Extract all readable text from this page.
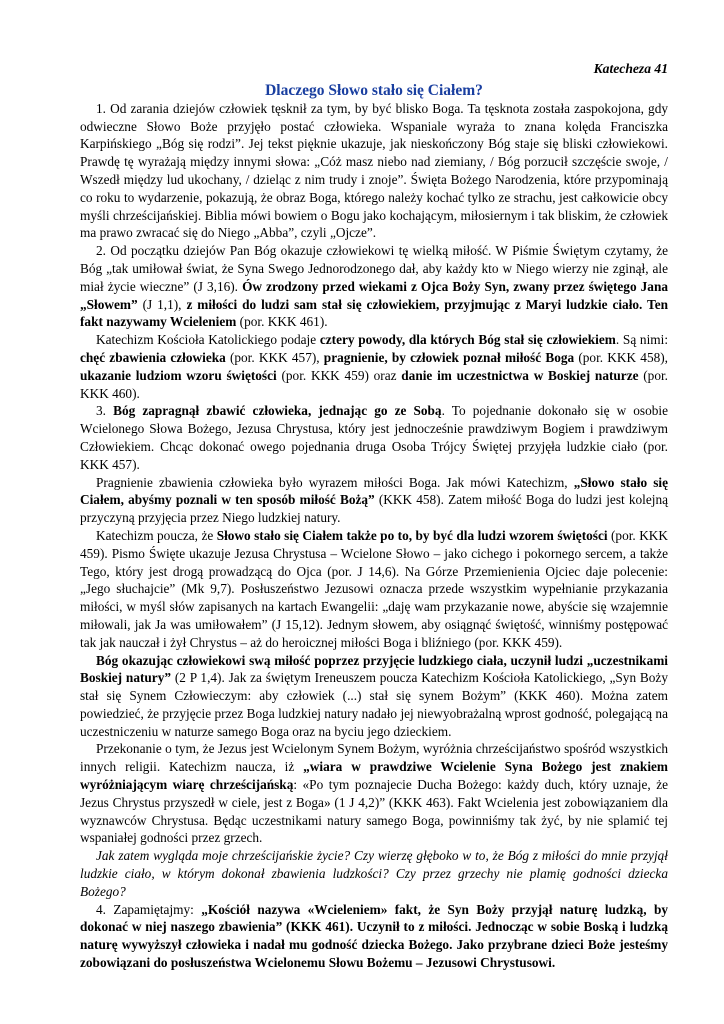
Katecheza 41
Dlaczego Słowo stało się Ciałem?

1. Od zarania dziejów człowiek tęsknił za tym, by być blisko Boga. Ta tęsknota została zaspokojona, gdy odwieczne Słowo Boże przyjęło postać człowieka. Wspaniale wyraża to znana kolęda Franciszka Karpińskiego „Bóg się rodzi”. Jej tekst pięknie ukazuje, jak nieskończony Bóg staje się bliski człowiekowi. Prawdę tę wyrażają między innymi słowa: „Cóż masz niebo nad ziemiany, / Bóg porzucił szczęście swoje, / Wszedł między lud ukochany, / dzieląc z nim trudy i znoje”. Święta Bożego Narodzenia, które przypominają co roku to wydarzenie, pokazują, że obraz Boga, którego należy kochać tylko ze strachu, jest całkowicie obcy myśli chrześcijańskiej. Biblia mówi bowiem o Bogu jako kochającym, miłosiernym i tak bliskim, że człowiek ma prawo zwracać się do Niego „Abba”, czyli „Ojcze”.

2. Od początku dziejów Pan Bóg okazuje człowiekowi tę wielką miłość. W Piśmie Świętym czytamy, że Bóg „tak umiłował świat, że Syna Swego Jednorodzonego dał, aby każdy kto w Niego wierzy nie zginął, ale miał życie wieczne” (J 3,16). Ów zrodzony przed wiekami z Ojca Boży Syn, zwany przez świętego Jana „Słowem” (J 1,1), z miłości do ludzi sam stał się człowiekiem, przyjmując z Maryi ludzkie ciało. Ten fakt nazywamy Wcieleniem (por. KKK 461).

Katechizm Kościoła Katolickiego podaje cztery powody, dla których Bóg stał się człowiekiem. Są nimi: chęć zbawienia człowieka (por. KKK 457), pragnienie, by człowiek poznał miłość Boga (por. KKK 458), ukazanie ludziom wzoru świętości (por. KKK 459) oraz danie im uczestnictwa w Boskiej naturze (por. KKK 460).

3. Bóg zapragnął zbawić człowieka, jednając go ze Sobą. To pojednanie dokonało się w osobie Wcielonego Słowa Bożego, Jezusa Chrystusa, który jest jednocześnie prawdziwym Bogiem i prawdziwym Człowiekiem. Chcąc dokonać owego pojednania druga Osoba Trójcy Świętej przyjęła ludzkie ciało (por. KKK 457).

Pragnienie zbawienia człowieka było wyrazem miłości Boga. Jak mówi Katechizm, „Słowo stało się Ciałem, abyśmy poznali w ten sposób miłość Bożą” (KKK 458). Zatem miłość Boga do ludzi jest kolejną przyczyną przyjęcia przez Niego ludzkiej natury.

Katechizm poucza, że Słowo stało się Ciałem także po to, by być dla ludzi wzorem świętości (por. KKK 459). Pismo Święte ukazuje Jezusa Chrystusa – Wcielone Słowo – jako cichego i pokornego sercem, a także Tego, który jest drogą prowadzącą do Ojca (por. J 14,6). Na Górze Przemienienia Ojciec daje polecenie: „Jego słuchajcie” (Mk 9,7). Posłuszeństwo Jezusowi oznacza przede wszystkim wypełnianie przykazania miłości, w myśl słów zapisanych na kartach Ewangelii: „daję wam przykazanie nowe, abyście się wzajemnie miłowali, jak Ja was umiłowałem” (J 15,12). Jednym słowem, aby osiągnąć świętość, winniśmy postępować tak jak nauczał i żył Chrystus – aż do heroicznej miłości Boga i bliźniego (por. KKK 459).

Bóg okazując człowiekowi swą miłość poprzez przyjęcie ludzkiego ciała, uczynił ludzi „uczestnikami Boskiej natury” (2 P 1,4). Jak za świętym Ireneuszem poucza Katechizm Kościoła Katolickiego, „Syn Boży stał się Synem Człowieczym: aby człowiek (...) stał się synem Bożym” (KKK 460). Można zatem powiedzieć, że przyjęcie przez Boga ludzkiej natury nadało jej niewyobrażalną wprost godność, polegającą na uczestniczeniu w naturze samego Boga oraz na byciu jego dzieckiem.

Przekonanie o tym, że Jezus jest Wcielonym Synem Bożym, wyróżnia chrześcijaństwo spośród wszystkich innych religii. Katechizm naucza, iż „wiara w prawdziwe Wcielenie Syna Bożego jest znakiem wyróżniającym wiarę chrześcijańską: «Po tym poznajecie Ducha Bożego: każdy duch, który uznaje, że Jezus Chrystus przyszedł w ciele, jest z Boga» (1 J 4,2)” (KKK 463). Fakt Wcielenia jest zobowiązaniem dla wyznawców Chrystusa. Będąc uczestnikami natury samego Boga, powinniśmy tak żyć, by nie splamić tej wspaniałej godności przez grzech.

Jak zatem wygląda moje chrześcijańskie życie? Czy wierzę głęboko w to, że Bóg z miłości do mnie przyjął ludzkie ciało, w którym dokonał zbawienia ludzkości? Czy przez grzechy nie plamię godności dziecka Bożego?

4. Zapamiętajmy: „Kościół nazywa «Wcieleniem» fakt, że Syn Boży przyjął naturę ludzką, by dokonać w niej naszego zbawienia” (KKK 461). Uczynił to z miłości. Jednocząc w sobie Boską i ludzką naturę wywyższył człowieka i nadał mu godność dziecka Bożego. Jako przybrane dzieci Boże jesteśmy zobowiązani do posłuszeństwa Wcielonemu Słowu Bożemu – Jezusowi Chrystusowi.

* _The request_: Write out the whole listing exactly, and drop the pictures.

* _Correct result_:
Extract all readable text from this page.
Katecheza 41
Dlaczego Słowo stało się Ciałem?

1. Od zarania dziejów człowiek tęsknił za tym, by być blisko Boga. Ta tęsknota została zaspokojona, gdy odwieczne Słowo Boże przyjęło postać człowieka. Wspaniale wyraża to znana kolęda Franciszka Karpińskiego „Bóg się rodzi”. Jej tekst pięknie ukazuje, jak nieskończony Bóg staje się bliski człowiekowi. Prawdę tę wyrażają między innymi słowa: „Cóż masz niebo nad ziemiany, / Bóg porzucił szczęście swoje, / Wszedł między lud ukochany, / dzieląc z nim trudy i znoje”. Święta Bożego Narodzenia, które przypominają co roku to wydarzenie, pokazują, że obraz Boga, którego należy kochać tylko ze strachu, jest całkowicie obcy myśli chrześcijańskiej. Biblia mówi bowiem o Bogu jako kochającym, miłosiernym i tak bliskim, że człowiek ma prawo zwracać się do Niego „Abba”, czyli „Ojcze”.

2. Od początku dziejów Pan Bóg okazuje człowiekowi tę wielką miłość. W Piśmie Świętym czytamy, że Bóg „tak umiłował świat, że Syna Swego Jednorodzonego dał, aby każdy kto w Niego wierzy nie zginął, ale miał życie wieczne” (J 3,16). Ów zrodzony przed wiekami z Ojca Boży Syn, zwany przez świętego Jana „Słowem” (J 1,1), z miłości do ludzi sam stał się człowiekiem, przyjmując z Maryi ludzkie ciało. Ten fakt nazywamy Wcieleniem (por. KKK 461).

Katechizm Kościoła Katolickiego podaje cztery powody, dla których Bóg stał się człowiekiem. Są nimi: chęć zbawienia człowieka (por. KKK 457), pragnienie, by człowiek poznał miłość Boga (por. KKK 458), ukazanie ludziom wzoru świętości (por. KKK 459) oraz danie im uczestnictwa w Boskiej naturze (por. KKK 460).

3. Bóg zapragnął zbawić człowieka, jednając go ze Sobą. To pojednanie dokonało się w osobie Wcielonego Słowa Bożego, Jezusa Chrystusa, który jest jednocześnie prawdziwym Bogiem i prawdziwym Człowiekiem. Chcąc dokonać owego pojednania druga Osoba Trójcy Świętej przyjęła ludzkie ciało (por. KKK 457).

Pragnienie zbawienia człowieka było wyrazem miłości Boga. Jak mówi Katechizm, „Słowo stało się Ciałem, abyśmy poznali w ten sposób miłość Bożą” (KKK 458). Zatem miłość Boga do ludzi jest kolejną przyczyną przyjęcia przez Niego ludzkiej natury.

Katechizm poucza, że Słowo stało się Ciałem także po to, by być dla ludzi wzorem świętości (por. KKK 459). Pismo Święte ukazuje Jezusa Chrystusa – Wcielone Słowo – jako cichego i pokornego sercem, a także Tego, który jest drogą prowadzącą do Ojca (por. J 14,6). Na Górze Przemienienia Ojciec daje polecenie: „Jego słuchajcie” (Mk 9,7). Posłuszeństwo Jezusowi oznacza przede wszystkim wypełnianie przykazania miłości, w myśl słów zapisanych na kartach Ewangelii: „daję wam przykazanie nowe, abyście się wzajemnie miłowali, jak Ja was umiłowałem” (J 15,12). Jednym słowem, aby osiągnąć świętość, winniśmy postępować tak jak nauczał i żył Chrystus – aż do heroicznej miłości Boga i bliźniego (por. KKK 459).

Bóg okazując człowiekowi swą miłość poprzez przyjęcie ludzkiego ciała, uczynił ludzi „uczestnikami Boskiej natury” (2 P 1,4). Jak za świętym Ireneuszem poucza Katechizm Kościoła Katolickiego, „Syn Boży stał się Synem Człowieczym: aby człowiek (...) stał się synem Bożym” (KKK 460). Można zatem powiedzieć, że przyjęcie przez Boga ludzkiej natury nadało jej niewyobrażalną wprost godność, polegającą na uczestniczeniu w naturze samego Boga oraz na byciu jego dzieckiem.

Przekonanie o tym, że Jezus jest Wcielonym Synem Bożym, wyróżnia chrześcijaństwo spośród wszystkich innych religii. Katechizm naucza, iż „wiara w prawdziwe Wcielenie Syna Bożego jest znakiem wyróżniającym wiarę chrześcijańską: «Po tym poznajecie Ducha Bożego: każdy duch, który uznaje, że Jezus Chrystus przyszedł w ciele, jest z Boga» (1 J 4,2)” (KKK 463). Fakt Wcielenia jest zobowiązaniem dla wyznawców Chrystusa. Będąc uczestnikami natury samego Boga, powinniśmy tak żyć, by nie splamić tej wspaniałej godności przez grzech.

Jak zatem wygląda moje chrześcijańskie życie? Czy wierzę głęboko w to, że Bóg z miłości do mnie przyjął ludzkie ciało, w którym dokonał zbawienia ludzkości? Czy przez grzechy nie plamię godności dziecka Bożego?

4. Zapamiętajmy: „Kościół nazywa «Wcieleniem» fakt, że Syn Boży przyjął naturę ludzką, by dokonać w niej naszego zbawienia” (KKK 461). Uczynił to z miłości. Jednocząc w sobie Boską i ludzką naturę wywyższył człowieka i nadał mu godność dziecka Bożego. Jako przybrane dzieci Boże jesteśmy zobowiązani do posłuszeństwa Wcielonemu Słowu Bożemu – Jezusowi Chrystusowi.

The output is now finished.